Material
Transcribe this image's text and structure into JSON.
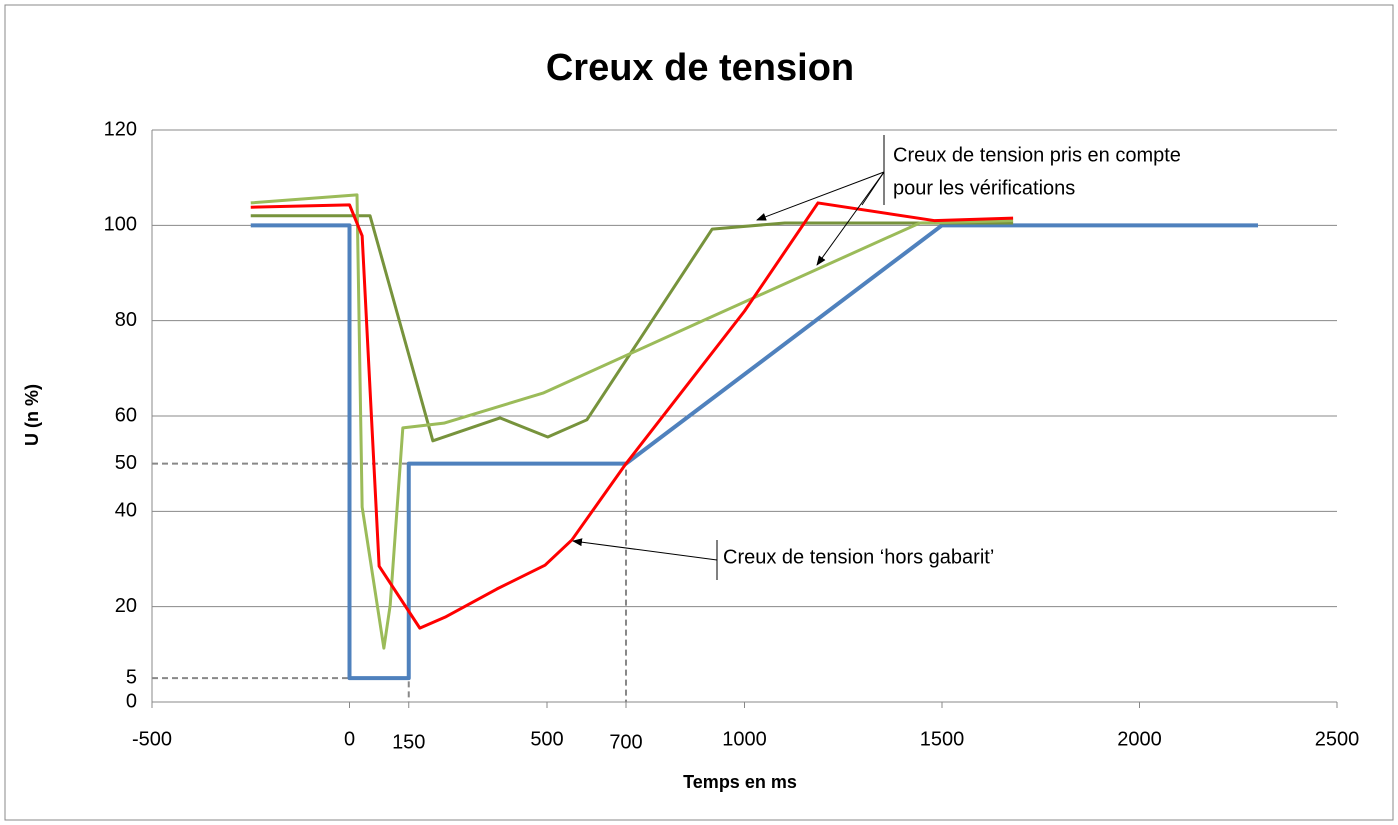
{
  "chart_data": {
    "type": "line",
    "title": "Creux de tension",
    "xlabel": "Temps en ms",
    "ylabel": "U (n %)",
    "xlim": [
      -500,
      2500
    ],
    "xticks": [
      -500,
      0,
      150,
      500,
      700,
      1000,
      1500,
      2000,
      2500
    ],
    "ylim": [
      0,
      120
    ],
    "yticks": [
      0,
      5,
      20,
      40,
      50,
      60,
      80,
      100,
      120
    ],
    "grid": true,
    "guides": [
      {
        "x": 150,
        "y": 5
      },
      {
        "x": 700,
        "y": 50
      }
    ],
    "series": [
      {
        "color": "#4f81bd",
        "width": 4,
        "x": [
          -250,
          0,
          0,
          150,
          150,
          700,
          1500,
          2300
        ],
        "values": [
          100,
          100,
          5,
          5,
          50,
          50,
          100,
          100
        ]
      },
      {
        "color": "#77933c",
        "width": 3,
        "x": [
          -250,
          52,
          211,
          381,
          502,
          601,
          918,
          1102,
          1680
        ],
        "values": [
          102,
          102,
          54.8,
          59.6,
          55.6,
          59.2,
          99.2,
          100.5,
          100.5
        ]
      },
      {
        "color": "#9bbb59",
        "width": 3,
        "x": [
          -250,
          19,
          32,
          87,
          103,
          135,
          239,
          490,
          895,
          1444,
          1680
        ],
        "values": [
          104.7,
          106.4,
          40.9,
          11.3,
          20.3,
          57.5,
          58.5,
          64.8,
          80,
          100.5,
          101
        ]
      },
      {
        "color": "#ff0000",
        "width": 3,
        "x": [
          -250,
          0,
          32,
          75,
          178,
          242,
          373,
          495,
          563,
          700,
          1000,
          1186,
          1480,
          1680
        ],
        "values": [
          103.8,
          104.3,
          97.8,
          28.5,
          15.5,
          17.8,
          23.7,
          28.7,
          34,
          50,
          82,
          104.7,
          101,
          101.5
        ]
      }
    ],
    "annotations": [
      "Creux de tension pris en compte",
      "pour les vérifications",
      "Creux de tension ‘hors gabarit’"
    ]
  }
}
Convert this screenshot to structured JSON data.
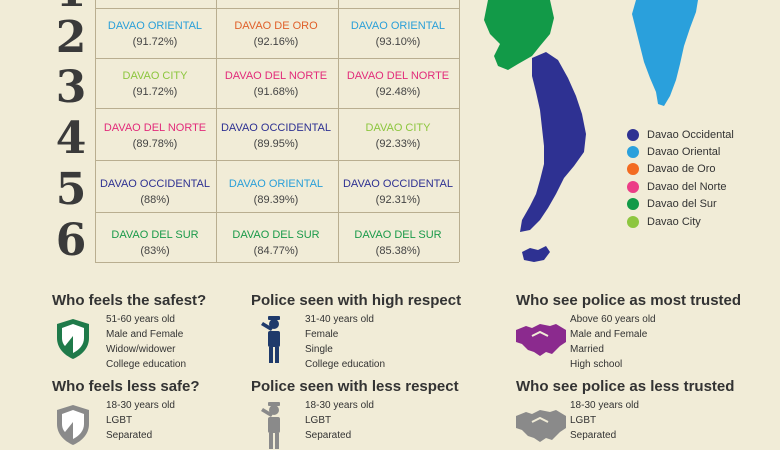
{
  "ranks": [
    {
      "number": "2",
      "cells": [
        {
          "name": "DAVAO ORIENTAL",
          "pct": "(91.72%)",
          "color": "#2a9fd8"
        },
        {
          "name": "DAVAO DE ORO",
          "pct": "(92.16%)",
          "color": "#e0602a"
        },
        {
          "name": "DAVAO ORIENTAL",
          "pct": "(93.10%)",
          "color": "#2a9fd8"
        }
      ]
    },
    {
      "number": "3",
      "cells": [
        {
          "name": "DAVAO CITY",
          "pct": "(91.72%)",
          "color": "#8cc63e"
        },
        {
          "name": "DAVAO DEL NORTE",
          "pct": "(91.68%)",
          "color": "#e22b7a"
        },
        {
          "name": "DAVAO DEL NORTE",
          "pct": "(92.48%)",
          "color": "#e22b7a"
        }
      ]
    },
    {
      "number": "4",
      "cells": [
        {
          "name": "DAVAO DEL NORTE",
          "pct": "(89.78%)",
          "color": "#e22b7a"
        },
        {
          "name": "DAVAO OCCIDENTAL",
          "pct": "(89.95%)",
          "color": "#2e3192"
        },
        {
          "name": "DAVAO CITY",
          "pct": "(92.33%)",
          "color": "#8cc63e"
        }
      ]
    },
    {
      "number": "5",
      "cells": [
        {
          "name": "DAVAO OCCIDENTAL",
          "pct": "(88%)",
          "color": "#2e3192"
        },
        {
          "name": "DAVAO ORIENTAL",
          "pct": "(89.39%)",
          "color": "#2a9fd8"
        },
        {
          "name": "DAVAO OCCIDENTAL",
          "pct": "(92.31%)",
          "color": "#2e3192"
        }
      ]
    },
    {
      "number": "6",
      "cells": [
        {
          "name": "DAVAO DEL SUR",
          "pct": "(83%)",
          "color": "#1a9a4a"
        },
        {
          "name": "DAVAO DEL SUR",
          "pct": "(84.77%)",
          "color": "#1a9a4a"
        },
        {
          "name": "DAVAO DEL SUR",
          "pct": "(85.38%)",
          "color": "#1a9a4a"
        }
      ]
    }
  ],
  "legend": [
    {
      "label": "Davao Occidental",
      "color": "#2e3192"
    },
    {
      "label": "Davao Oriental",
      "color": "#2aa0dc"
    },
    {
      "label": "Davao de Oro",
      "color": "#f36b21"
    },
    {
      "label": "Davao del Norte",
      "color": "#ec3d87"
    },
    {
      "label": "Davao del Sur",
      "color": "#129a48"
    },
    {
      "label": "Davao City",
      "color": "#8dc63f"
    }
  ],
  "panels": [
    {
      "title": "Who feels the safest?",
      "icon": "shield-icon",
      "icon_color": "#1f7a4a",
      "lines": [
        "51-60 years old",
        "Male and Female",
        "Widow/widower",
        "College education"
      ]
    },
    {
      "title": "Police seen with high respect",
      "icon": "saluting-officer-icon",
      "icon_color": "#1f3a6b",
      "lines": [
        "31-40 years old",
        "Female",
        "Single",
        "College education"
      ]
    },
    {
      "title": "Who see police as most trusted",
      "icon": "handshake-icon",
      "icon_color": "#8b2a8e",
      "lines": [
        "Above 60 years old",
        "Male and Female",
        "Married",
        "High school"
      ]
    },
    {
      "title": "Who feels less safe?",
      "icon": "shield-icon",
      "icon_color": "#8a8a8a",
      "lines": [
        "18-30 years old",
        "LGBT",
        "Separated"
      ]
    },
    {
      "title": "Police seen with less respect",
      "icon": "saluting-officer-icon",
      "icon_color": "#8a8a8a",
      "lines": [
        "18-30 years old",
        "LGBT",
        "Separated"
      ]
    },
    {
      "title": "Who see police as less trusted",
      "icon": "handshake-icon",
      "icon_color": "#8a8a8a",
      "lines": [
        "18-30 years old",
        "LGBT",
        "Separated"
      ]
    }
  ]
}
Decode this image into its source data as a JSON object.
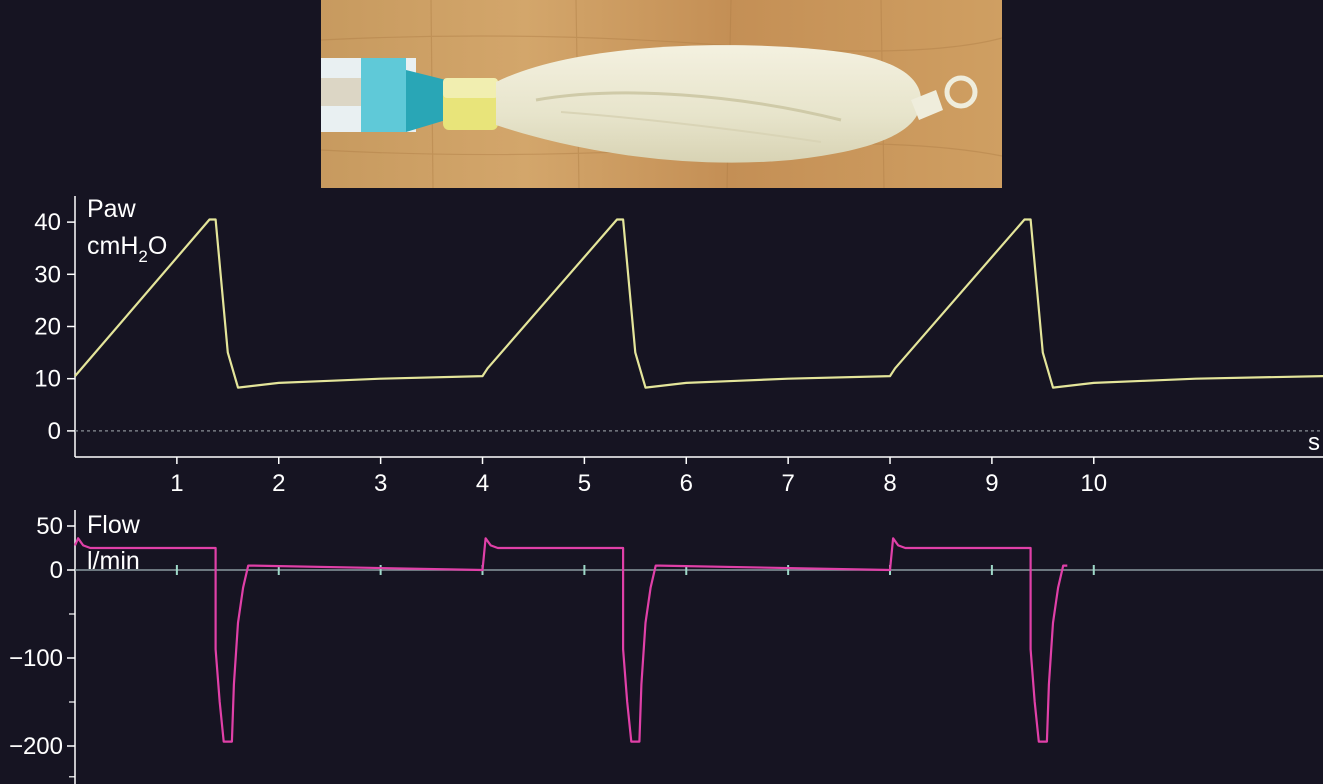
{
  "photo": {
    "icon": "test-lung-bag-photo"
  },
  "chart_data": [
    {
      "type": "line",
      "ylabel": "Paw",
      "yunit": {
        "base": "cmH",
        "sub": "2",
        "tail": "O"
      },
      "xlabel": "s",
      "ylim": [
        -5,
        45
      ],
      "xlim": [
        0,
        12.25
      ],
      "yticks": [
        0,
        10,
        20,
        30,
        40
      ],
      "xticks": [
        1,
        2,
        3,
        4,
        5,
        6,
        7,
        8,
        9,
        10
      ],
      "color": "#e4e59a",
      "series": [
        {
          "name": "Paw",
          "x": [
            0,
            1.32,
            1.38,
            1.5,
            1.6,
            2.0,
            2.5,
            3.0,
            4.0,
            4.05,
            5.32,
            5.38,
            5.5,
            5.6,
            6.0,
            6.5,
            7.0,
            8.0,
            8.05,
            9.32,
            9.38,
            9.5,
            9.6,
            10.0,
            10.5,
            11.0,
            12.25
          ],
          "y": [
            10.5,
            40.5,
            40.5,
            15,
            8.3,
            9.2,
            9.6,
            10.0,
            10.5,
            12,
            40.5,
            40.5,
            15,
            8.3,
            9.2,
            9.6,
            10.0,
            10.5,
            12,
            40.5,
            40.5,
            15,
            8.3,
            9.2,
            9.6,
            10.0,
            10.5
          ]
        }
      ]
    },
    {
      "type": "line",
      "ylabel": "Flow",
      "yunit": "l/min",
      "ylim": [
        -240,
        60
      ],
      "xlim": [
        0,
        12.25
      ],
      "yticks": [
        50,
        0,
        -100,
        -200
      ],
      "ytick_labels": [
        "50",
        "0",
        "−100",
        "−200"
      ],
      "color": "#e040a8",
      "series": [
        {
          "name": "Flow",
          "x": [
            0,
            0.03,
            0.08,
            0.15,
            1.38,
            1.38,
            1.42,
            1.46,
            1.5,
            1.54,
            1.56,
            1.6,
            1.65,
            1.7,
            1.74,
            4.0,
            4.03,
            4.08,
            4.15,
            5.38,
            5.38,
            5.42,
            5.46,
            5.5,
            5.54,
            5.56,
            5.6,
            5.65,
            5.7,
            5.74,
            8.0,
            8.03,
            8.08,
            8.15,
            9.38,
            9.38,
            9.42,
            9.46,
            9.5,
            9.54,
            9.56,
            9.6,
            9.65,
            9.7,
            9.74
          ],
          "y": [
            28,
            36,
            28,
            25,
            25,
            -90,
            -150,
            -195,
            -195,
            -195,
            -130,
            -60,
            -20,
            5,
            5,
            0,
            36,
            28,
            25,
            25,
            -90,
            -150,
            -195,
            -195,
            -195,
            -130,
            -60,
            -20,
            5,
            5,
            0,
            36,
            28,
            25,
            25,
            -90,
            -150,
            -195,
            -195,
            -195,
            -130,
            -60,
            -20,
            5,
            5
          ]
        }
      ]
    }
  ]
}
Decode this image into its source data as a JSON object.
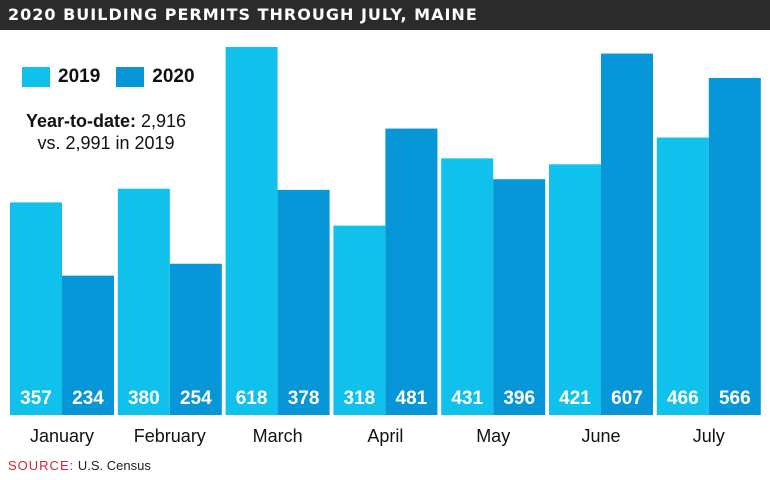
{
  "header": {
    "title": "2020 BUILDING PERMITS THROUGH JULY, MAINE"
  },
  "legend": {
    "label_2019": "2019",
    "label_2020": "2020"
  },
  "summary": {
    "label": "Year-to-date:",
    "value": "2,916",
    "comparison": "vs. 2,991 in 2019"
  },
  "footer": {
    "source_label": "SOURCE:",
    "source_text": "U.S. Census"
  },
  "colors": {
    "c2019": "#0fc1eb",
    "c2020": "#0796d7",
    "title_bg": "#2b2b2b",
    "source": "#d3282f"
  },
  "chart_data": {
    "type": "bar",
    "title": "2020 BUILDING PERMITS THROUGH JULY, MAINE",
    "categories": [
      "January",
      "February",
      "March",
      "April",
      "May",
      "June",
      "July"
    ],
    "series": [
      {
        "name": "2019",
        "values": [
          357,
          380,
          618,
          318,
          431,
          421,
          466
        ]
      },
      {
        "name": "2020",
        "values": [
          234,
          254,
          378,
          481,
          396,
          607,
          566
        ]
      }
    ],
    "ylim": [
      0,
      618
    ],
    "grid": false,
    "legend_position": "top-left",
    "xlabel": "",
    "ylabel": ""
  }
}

What to work on
Pick out every line above that contains the word "trusted" and copy it.

Exercise response
      "title": "Who see police as most trusted",
      "title": "Who see police as less trusted",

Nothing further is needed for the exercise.